§ EXCERPTED TEXT
# Paracyprichromis nigripinnis tankmates...



## wsa88 (Mar 19, 2004)

I'm about to set up my 125 gallon tank. I was looking to put some Neolamprologus helianthus, Julidochromis regani (Kipili),and one Neolamprologus nigriventris. Would the Paracyprichromis go with them? Or will they get beat up? Is Cyps better? I'm trying to look for something that will hang out on the top of the tank. Are the Paracyprichromis hard to keep?


----------



## triscuit (May 6, 2005)

I think that the helianthus will be too much for paracyps. They will likely be killed. You've got a large tank, but any of the brichardi-type species are best kept by themselves. Paracyps are no harder to keep than the regular cyprichromis species, but are sensitive to water parameters and stress like most Tangs are. They need space in the rocks to hang out in, and are gong to hug the rocks a bit more than the cyps would. Still, a happy tank will have most species out in the open at least some of the time.


----------



## Longstocking (Aug 26, 2003)

I've got to agree... but my biggest concern would actuallly be the nigriventris... they would kill them. Not just beat up !!

The three species you have picked so far will even each other out....

Try something like a giant danio or rainbows. ( Large mean ones... that you wouldn't be too upset if they went missing  )


----------



## wsa88 (Mar 19, 2004)

Longstocking said:


> I've got to agree... but my biggest concern would actuallly be the nigriventris... they would kill them. Not just beat up !!
> 
> The three species you have picked so far will even each other out....
> 
> Try something like a giant danio or rainbows. ( Large mean ones... that you wouldn't be too upset if they went missing  )


So, would cyps, julis, helianthus and nigriventris all work together? I was also thinking about adding some gobies in the tank as well. Any other suggestions on tankmates with what I have chosen?


----------



## Longstocking (Aug 26, 2003)

No, the julies, nigriventris, and the helianthus.... might work out.

You'd have to skip cyps. The nigriventris and the helianthus would beat up/kill them.

I wouldn't try gobies either.

You've choosen some MEAN lake tang. fish.


----------

§ TASK SET
A: Transcribe the part of the Paracyprichromis tankmates thread between "# Paracyprichromis nigripinnis" and "hard to keep?", inclusive.
B: In the Paracyprichromis tankmates thread, why does the last reply say cyps should be skipped? Answer in one to three sentences.

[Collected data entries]

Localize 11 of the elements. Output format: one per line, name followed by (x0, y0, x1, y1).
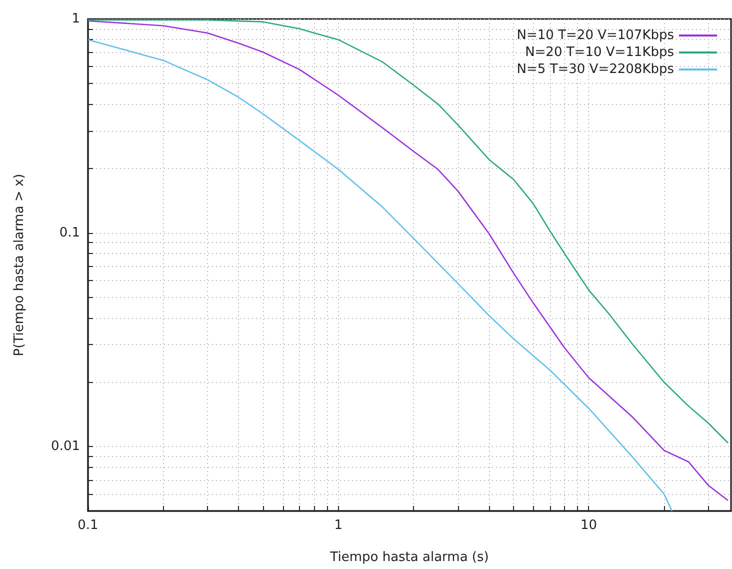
x-tick-label: 0.1 (78, 518, 98, 533)
y-tick-label: 0.01 (51, 439, 80, 454)
y-axis-title: P(Tiempo hasta alarma > x) (12, 174, 27, 356)
legend-label: N=20 T=10 V=11Kbps (525, 45, 674, 60)
legend-label: N=5 T=30 V=2208Kbps (516, 62, 674, 77)
x-tick-label: 1 (334, 518, 343, 533)
x-axis-title: Tiempo hasta alarma (s) (329, 550, 489, 565)
legend-label: N=10 T=20 V=107Kbps (516, 28, 674, 43)
y-tick-label: 0.1 (59, 225, 80, 240)
y-tick-label: 1 (72, 12, 80, 26)
x-tick-label: 10 (580, 518, 598, 533)
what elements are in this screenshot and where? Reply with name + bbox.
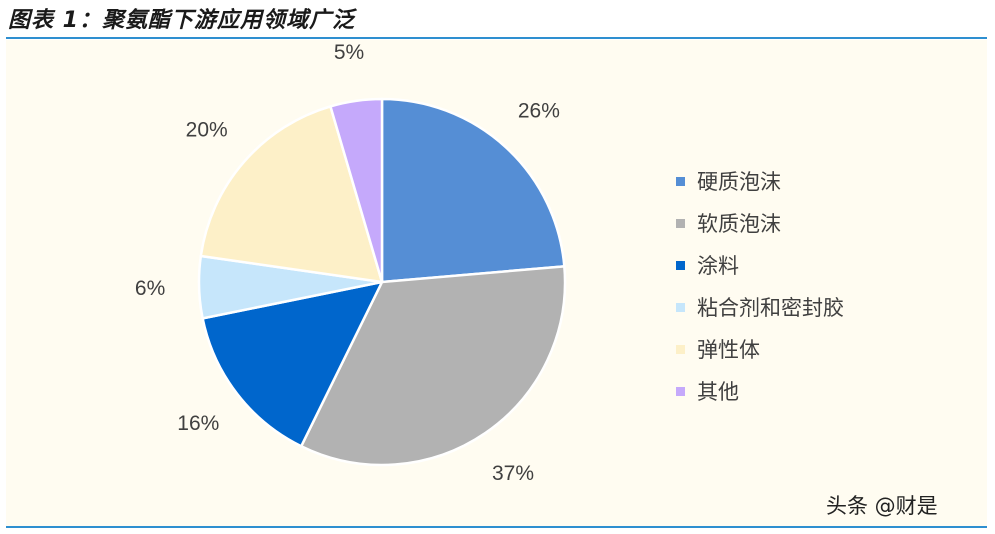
legend-item: 涂料 — [676, 244, 844, 286]
legend-swatch — [676, 176, 685, 186]
legend-item: 其他 — [676, 370, 844, 412]
legend-label: 涂料 — [697, 254, 739, 278]
legend-label: 粘合剂和密封胶 — [697, 296, 844, 320]
slice-label: 16% — [177, 412, 219, 435]
legend-label: 其他 — [697, 380, 739, 404]
legend-label: 硬质泡沫 — [697, 170, 781, 194]
legend-item: 弹性体 — [676, 328, 844, 370]
chart-title: 图表 1：聚氨酯下游应用领域广泛 — [8, 8, 355, 33]
legend-item: 粘合剂和密封胶 — [676, 286, 844, 328]
pie-slice — [380, 97, 566, 284]
legend-item: 软质泡沫 — [676, 202, 844, 244]
slice-label: 20% — [186, 119, 228, 142]
slice-label: 26% — [518, 100, 560, 123]
title-rule — [6, 37, 987, 39]
pie-slice — [199, 105, 384, 284]
watermark: 头条 @财是 — [826, 494, 938, 518]
legend-swatch — [676, 302, 685, 312]
legend-swatch — [676, 386, 685, 396]
legend-label: 软质泡沫 — [697, 212, 781, 236]
legend-item: 硬质泡沫 — [676, 160, 844, 202]
pie-slice — [300, 265, 567, 467]
legend-swatch — [676, 218, 685, 228]
pie-slice — [329, 97, 384, 284]
legend-label: 弹性体 — [697, 338, 760, 362]
slice-label: 37% — [492, 462, 534, 485]
legend: 硬质泡沫 软质泡沫 涂料 粘合剂和密封胶 弹性体 其他 — [676, 160, 844, 412]
bottom-rule — [6, 526, 987, 528]
slice-label: 6% — [135, 277, 165, 300]
slice-label: 5% — [334, 41, 364, 64]
legend-swatch — [676, 260, 685, 270]
legend-swatch — [676, 344, 685, 354]
pie-slice — [201, 280, 384, 448]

§ EXPECTED OUTPUTS
A:
# Paracyprichromis nigripinnis tankmates...



## wsa88 (Mar 19, 2004)

I'm about to set up my 125 gallon tank. I was looking to put some Neolamprologus helianthus, Julidochromis regani (Kipili),and one Neolamprologus nigriventris. Would the Paracyprichromis go with them? Or will they get beat up? Is Cyps better? I'm trying to look for something that will hang out on the top of the tank. Are the Paracyprichromis hard to keep?

B: The reply says the nigriventris and the helianthus would beat up or kill the cyps.